PASSAGE PROVIDED.
⟨

# PSA: Change Your Beacon Batteries



## snowvols (Apr 16, 2008)

It is finally starting to snow in Utah. I am planning on getting out this week at some point, but figured I would remind everyone else to change your batteries. Here is to a snow filled winter!


----------



## killclimbz (Aug 10, 2007)

Always a good reminder. Fresh beacons in those batteries gang. Bring full avalanche gear on these early season excursions. 6" of snow can turn into a deadly slide. Early season is notorious for being sketchy at times. Play smart.


----------



## ShredLife (Feb 6, 2010)

going up to play beacon practice with some buddies today


----------



## AdamBQ (Sep 15, 2009)

Heading out Monday for some touring. Picking up new double As this weekend.


----------



## jdang307 (Feb 6, 2011)

I'm such a pussy. I love the terrain that requires the avy gear, but don't think I'd have the balls to do it.

Some of the low safe terrain Snowolf posted a while back (in his backcountry course thread) looks appetizing though. Maybe one day.


----------



## budderbear (Nov 27, 2011)

killclimbz said:


> Always a good reminder. Fresh beacons in those batteries gang. Bring full avalanche gear on these early season excursions. 6" of snow can turn into a deadly slide. Early season is notorious for being sketchy at times. Play smart.


Reminds me of this chick I saw at Loveland today. She was wearing a HEAVY winter jacket, pants, gloves, and also had a 30(ish) litter backcountry pack.

I just kept thinking "why?" . . . "It's 40 degrees out and there is only 1 run open" Can't imagine what she wears during the normal season:laugh:


----------



## killclimbz (Aug 10, 2007)

⟩

PROVIDED DATA.
⟨

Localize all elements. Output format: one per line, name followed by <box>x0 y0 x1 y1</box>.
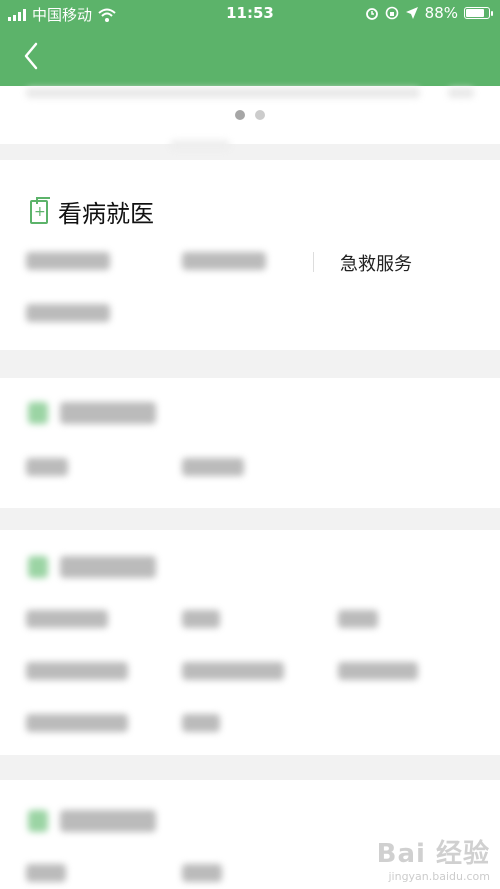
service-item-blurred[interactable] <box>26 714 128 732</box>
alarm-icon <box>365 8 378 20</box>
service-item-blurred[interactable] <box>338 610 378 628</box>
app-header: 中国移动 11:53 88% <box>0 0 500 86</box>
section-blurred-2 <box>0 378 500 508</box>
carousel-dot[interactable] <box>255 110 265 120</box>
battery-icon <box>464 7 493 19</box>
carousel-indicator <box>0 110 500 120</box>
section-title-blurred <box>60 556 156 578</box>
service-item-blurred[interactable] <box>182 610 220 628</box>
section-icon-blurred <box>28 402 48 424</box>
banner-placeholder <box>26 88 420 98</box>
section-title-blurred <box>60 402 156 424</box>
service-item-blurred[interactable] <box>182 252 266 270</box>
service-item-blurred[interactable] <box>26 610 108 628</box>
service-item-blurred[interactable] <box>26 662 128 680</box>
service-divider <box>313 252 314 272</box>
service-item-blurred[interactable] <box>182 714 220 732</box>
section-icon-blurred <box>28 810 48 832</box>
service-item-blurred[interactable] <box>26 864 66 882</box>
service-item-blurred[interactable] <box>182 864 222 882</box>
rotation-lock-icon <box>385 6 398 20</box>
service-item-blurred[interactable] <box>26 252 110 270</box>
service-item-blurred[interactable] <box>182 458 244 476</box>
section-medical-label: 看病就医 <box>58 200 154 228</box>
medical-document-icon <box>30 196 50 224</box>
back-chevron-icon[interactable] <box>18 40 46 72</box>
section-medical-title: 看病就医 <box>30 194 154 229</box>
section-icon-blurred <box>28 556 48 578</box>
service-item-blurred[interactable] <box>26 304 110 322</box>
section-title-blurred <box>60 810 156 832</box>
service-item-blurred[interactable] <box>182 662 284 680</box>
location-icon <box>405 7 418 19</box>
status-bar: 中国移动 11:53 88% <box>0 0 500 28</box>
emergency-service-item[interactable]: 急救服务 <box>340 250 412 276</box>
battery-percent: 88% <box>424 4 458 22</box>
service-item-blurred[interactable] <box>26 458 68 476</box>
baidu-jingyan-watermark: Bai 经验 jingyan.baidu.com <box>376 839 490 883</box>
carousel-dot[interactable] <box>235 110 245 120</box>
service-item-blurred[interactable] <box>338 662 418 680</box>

⟩

WHAT THIS EXERCISE ASKS.
1. Please write out part of the beacon battery thread, beginning at the words "I'm such a pussy." and stopping after "Maybe one day.".
2. Extend the beacon battery thread from the point where it stops.
The rows are separate material from the beacon battery thread.

OUTPUTS FOR THE TASKS.
1.
I'm such a pussy. I love the terrain that requires the avy gear, but don't think I'd have the balls to do it.

Some of the low safe terrain Snowolf posted a while back (in his backcountry course thread) looks appetizing though. Maybe one day.

2.
Ah the early season full gear skier/riders. Yeah that does crack me up. I've seen a ton of opening days where people were wearing puffies. The conditions were spring style. Dudes had to have been sweating their nuts off.


----------



## linvillegorge (Jul 6, 2009)

Already changed mine out, but always a great reminder!


----------



## linvillegorge (Jul 6, 2009)

jdang307 said:


> I'm such a pussy. I love the terrain that requires the avy gear, but don't think I'd have the balls to do it.
> 
> Some of the low safe terrain Snowolf posted a while back (in his backcountry course thread) looks appetizing though. Maybe one day.


Do it up man! Get to know folks in your area that are experienced in the backcountry. Most are plenty willing to help out the newbies as long as you're clear that you're serious about learning the ropes. If I'm out with people I don't really know or I'm out on my own, I'm a 20 degree meadow skipper. You can definitely ride backcountry while completely avoiding avalanche terrain if you know how to read the terrain and the conditions.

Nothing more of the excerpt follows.